Data records
****************************************
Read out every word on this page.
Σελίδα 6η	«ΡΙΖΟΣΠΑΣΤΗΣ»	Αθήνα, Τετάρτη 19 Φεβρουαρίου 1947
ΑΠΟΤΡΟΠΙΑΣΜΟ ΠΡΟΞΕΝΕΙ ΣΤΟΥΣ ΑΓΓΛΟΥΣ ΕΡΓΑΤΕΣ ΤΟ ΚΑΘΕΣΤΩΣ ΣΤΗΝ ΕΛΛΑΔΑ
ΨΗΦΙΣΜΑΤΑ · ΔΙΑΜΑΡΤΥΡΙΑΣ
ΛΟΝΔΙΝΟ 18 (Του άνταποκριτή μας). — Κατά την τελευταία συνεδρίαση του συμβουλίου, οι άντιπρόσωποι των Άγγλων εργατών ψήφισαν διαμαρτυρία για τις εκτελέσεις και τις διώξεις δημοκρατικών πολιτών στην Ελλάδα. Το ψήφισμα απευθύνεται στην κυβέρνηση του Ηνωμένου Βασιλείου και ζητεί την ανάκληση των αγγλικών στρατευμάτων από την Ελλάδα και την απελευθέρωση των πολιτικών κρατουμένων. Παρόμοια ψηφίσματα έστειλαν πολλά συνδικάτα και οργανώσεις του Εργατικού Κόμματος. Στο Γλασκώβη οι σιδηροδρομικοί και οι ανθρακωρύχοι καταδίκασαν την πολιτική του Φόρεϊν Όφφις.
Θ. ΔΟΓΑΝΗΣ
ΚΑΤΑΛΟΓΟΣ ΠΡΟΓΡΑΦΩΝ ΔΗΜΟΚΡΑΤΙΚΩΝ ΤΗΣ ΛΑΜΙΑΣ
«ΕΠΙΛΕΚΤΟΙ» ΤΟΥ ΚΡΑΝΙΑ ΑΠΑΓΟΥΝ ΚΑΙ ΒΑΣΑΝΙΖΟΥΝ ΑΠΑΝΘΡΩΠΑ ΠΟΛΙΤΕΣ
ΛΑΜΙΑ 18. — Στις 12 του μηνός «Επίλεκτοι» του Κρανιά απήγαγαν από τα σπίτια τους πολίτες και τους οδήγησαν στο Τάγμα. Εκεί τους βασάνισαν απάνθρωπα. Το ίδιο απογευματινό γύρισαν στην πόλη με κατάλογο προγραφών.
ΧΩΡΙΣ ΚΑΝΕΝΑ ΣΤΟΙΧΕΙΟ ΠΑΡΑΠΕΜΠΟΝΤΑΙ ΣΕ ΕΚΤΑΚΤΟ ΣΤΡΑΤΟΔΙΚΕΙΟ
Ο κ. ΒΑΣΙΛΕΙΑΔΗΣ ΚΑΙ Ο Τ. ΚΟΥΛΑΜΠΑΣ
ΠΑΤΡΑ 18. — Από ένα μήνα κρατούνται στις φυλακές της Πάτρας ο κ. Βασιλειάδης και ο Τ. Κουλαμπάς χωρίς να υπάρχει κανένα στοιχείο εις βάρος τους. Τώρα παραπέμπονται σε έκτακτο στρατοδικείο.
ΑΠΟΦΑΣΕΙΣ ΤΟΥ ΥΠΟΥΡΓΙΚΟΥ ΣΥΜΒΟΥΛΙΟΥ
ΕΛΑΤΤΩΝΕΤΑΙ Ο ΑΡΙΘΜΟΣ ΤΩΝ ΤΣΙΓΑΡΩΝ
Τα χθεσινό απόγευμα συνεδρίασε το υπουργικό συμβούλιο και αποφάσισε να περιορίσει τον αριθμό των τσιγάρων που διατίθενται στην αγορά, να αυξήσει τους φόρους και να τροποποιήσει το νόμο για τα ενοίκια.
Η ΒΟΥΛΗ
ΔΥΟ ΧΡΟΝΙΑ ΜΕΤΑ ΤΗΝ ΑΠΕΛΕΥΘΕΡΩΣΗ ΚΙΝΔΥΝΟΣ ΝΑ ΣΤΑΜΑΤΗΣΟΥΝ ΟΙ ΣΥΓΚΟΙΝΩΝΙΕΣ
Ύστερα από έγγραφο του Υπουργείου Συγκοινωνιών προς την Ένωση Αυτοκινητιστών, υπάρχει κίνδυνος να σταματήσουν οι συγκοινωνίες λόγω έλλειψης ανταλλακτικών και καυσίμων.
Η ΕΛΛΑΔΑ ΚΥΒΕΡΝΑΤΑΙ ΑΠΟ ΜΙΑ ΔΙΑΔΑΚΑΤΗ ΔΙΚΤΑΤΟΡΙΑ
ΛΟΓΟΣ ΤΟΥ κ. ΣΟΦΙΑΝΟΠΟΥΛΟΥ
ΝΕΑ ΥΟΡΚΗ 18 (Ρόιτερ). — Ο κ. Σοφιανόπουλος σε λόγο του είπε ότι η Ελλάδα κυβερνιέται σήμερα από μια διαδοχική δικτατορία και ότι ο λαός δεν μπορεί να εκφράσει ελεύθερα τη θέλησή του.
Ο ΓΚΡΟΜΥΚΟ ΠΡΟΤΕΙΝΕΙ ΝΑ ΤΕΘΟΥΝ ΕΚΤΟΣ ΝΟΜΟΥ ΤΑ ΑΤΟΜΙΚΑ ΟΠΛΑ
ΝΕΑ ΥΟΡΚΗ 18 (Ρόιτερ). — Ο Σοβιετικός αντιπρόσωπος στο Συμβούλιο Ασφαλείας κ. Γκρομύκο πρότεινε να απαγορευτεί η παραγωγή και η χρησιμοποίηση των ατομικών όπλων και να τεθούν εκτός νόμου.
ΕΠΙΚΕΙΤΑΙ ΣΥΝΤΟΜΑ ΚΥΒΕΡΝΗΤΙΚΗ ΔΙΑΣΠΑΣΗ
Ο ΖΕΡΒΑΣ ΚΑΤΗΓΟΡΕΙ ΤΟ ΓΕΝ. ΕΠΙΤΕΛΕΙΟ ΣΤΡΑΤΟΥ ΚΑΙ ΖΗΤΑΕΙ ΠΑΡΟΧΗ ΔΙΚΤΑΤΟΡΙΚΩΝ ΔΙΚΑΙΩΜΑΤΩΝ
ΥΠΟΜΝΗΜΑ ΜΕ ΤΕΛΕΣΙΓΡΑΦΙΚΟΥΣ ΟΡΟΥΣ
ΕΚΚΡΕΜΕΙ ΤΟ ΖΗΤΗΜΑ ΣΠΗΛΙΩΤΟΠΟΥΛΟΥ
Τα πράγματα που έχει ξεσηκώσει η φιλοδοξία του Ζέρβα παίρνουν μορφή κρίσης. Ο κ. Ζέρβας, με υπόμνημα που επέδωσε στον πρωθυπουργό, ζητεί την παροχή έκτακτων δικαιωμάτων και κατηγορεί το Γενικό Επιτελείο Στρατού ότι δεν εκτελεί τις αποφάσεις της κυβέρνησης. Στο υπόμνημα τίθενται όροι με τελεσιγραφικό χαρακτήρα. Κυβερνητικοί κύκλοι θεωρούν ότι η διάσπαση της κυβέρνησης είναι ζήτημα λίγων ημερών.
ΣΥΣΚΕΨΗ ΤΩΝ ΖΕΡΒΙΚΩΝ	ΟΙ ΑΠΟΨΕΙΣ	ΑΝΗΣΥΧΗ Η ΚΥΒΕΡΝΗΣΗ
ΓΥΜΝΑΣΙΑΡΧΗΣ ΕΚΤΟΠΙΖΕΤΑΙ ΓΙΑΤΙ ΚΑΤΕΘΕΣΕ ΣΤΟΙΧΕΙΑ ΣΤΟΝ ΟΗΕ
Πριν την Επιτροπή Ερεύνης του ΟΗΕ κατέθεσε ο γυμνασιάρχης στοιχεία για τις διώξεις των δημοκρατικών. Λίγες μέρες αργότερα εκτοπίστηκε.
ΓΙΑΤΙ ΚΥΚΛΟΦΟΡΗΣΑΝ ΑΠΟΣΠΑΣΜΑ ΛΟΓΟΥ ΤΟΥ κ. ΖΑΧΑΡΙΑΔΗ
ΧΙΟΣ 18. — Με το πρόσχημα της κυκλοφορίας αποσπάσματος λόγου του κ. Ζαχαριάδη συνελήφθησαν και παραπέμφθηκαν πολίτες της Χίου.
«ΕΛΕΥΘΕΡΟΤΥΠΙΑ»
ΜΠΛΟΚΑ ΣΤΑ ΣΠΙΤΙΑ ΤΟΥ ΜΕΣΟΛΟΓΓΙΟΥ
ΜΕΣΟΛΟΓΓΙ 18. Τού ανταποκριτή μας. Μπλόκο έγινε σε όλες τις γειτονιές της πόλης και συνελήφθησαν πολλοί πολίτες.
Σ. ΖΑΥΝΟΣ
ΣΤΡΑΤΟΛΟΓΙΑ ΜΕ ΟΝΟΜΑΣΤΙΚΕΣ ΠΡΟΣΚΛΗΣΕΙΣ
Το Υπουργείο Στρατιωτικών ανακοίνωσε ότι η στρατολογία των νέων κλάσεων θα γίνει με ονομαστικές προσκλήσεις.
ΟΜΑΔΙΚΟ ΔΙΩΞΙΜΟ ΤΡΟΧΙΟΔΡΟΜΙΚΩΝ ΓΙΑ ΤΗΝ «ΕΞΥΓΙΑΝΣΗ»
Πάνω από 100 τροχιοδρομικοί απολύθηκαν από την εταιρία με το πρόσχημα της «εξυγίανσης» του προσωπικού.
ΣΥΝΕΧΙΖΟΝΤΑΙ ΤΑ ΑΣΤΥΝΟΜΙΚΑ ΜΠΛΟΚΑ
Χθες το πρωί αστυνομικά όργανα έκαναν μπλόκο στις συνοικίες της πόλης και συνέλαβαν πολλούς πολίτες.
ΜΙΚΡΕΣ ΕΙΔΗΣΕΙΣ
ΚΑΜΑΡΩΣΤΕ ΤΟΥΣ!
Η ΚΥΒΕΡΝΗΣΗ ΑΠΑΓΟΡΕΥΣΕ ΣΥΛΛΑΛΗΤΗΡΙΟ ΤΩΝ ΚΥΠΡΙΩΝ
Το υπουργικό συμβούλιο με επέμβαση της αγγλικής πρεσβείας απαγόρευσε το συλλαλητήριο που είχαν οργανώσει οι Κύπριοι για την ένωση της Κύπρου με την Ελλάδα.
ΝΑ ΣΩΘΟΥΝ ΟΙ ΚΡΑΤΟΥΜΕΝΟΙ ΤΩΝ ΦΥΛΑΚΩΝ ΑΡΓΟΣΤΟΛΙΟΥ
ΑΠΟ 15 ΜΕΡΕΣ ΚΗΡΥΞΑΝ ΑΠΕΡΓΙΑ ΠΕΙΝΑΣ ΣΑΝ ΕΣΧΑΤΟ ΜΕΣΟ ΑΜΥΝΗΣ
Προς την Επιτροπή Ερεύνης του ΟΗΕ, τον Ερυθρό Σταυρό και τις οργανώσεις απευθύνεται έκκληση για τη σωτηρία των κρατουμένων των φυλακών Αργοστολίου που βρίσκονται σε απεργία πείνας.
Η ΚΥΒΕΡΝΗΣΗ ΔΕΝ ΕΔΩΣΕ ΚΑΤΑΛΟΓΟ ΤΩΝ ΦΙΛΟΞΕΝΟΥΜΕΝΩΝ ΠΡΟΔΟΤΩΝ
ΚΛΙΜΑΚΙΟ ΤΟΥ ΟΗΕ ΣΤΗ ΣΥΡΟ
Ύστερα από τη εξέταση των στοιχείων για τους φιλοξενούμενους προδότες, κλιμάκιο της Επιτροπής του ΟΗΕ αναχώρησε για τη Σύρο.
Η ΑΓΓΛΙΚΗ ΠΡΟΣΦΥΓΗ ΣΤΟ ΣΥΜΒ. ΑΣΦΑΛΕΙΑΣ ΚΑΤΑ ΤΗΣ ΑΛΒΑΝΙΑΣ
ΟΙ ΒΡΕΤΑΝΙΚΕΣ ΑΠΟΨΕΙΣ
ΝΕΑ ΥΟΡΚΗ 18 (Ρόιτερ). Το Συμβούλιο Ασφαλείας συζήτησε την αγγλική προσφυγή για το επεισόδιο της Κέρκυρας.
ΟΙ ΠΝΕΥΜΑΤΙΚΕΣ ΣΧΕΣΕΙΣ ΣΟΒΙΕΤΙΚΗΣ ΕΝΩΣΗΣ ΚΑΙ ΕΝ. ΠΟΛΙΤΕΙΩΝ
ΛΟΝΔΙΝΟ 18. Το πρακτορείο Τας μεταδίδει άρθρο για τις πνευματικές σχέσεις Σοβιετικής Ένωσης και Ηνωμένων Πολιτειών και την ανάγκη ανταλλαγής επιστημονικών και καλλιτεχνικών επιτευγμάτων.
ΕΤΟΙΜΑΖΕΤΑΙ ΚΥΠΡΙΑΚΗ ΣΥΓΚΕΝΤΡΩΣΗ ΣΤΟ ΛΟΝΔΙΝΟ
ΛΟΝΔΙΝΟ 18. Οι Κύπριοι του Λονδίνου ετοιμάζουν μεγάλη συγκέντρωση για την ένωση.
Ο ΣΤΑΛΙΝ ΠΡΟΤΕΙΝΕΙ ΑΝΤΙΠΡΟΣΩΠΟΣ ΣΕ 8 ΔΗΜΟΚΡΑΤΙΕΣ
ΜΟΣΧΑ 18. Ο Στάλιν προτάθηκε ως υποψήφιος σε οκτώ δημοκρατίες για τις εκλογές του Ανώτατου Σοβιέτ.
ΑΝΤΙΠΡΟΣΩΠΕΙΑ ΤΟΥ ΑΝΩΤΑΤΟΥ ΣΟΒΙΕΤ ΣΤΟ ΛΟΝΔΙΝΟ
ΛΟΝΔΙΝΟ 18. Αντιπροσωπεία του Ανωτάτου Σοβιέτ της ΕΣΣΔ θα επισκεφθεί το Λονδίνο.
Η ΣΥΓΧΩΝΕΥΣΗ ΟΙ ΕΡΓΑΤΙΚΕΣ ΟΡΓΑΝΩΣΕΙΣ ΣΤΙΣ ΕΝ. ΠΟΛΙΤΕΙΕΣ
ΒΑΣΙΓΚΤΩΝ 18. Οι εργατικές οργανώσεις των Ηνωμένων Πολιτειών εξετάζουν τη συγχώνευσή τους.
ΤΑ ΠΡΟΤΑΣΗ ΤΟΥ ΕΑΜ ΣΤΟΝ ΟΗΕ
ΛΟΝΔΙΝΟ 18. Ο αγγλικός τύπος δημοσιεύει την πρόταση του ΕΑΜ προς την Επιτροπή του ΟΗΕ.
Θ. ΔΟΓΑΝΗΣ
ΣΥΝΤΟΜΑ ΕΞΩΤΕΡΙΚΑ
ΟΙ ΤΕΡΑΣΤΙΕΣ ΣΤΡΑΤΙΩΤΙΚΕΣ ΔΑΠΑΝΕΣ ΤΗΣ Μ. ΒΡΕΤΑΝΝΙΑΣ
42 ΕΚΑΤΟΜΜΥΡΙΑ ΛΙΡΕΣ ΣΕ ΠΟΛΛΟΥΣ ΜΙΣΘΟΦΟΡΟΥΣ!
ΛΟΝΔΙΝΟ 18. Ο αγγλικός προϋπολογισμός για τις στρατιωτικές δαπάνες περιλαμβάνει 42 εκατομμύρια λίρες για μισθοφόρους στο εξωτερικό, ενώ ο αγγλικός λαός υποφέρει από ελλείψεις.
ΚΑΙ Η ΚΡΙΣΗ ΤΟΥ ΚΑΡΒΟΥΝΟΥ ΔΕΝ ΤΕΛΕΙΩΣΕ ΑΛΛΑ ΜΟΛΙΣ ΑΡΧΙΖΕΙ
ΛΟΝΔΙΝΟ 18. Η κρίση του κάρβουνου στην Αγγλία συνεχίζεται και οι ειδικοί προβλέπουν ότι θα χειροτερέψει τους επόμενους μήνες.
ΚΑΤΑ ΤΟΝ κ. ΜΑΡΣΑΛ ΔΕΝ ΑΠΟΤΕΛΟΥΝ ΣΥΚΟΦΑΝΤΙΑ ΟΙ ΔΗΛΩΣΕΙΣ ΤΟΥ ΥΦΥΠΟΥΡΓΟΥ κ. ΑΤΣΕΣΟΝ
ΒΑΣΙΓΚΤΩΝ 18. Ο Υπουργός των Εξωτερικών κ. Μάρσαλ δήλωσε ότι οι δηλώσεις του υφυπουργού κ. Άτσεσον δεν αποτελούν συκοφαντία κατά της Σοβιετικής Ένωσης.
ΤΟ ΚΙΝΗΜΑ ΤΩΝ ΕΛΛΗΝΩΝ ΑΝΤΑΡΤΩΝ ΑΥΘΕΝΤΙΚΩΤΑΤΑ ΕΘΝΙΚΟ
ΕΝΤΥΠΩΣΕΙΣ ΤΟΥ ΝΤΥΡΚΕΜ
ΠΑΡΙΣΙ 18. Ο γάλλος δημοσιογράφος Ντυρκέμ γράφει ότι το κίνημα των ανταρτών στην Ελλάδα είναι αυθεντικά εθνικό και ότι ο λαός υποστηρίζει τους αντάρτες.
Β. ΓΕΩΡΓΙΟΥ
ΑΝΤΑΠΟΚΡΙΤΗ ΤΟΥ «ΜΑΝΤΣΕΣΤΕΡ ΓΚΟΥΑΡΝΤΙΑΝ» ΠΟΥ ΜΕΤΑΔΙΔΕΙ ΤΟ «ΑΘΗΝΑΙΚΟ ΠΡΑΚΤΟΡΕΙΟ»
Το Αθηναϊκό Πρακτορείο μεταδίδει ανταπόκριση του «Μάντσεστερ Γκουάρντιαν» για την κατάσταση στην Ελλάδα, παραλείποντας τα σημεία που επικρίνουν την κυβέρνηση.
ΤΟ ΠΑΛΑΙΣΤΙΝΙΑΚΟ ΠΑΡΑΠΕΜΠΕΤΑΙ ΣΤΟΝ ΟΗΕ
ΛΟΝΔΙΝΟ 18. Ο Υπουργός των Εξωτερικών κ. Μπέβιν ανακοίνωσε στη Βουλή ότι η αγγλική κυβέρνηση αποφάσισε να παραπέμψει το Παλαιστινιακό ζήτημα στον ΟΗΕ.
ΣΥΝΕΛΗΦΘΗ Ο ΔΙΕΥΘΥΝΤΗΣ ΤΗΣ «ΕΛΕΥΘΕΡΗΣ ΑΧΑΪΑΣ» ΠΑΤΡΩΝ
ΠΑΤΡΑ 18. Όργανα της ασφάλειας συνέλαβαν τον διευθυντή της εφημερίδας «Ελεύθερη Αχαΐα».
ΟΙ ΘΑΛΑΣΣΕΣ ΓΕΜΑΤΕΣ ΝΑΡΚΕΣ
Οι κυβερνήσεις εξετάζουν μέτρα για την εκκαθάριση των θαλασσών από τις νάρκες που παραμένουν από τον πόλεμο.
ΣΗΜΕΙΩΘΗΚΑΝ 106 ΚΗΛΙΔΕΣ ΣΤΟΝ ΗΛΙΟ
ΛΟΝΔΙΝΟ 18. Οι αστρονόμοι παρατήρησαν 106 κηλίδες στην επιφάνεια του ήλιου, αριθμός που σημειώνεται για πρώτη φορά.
****************************************
Written request
Pull out every line holding "Κύπριοι" from the records above, and copy it.

Full answer
Το υπουργικό συμβούλιο με επέμβαση της αγγλικής πρεσβείας απαγόρευσε το συλλαλητήριο που είχαν οργανώσει οι Κύπριοι για την ένωση της Κύπρου με την Ελλάδα.
ΛΟΝΔΙΝΟ 18. Οι Κύπριοι του Λονδίνου ετοιμάζουν μεγάλη συγκέντρωση για την ένωση.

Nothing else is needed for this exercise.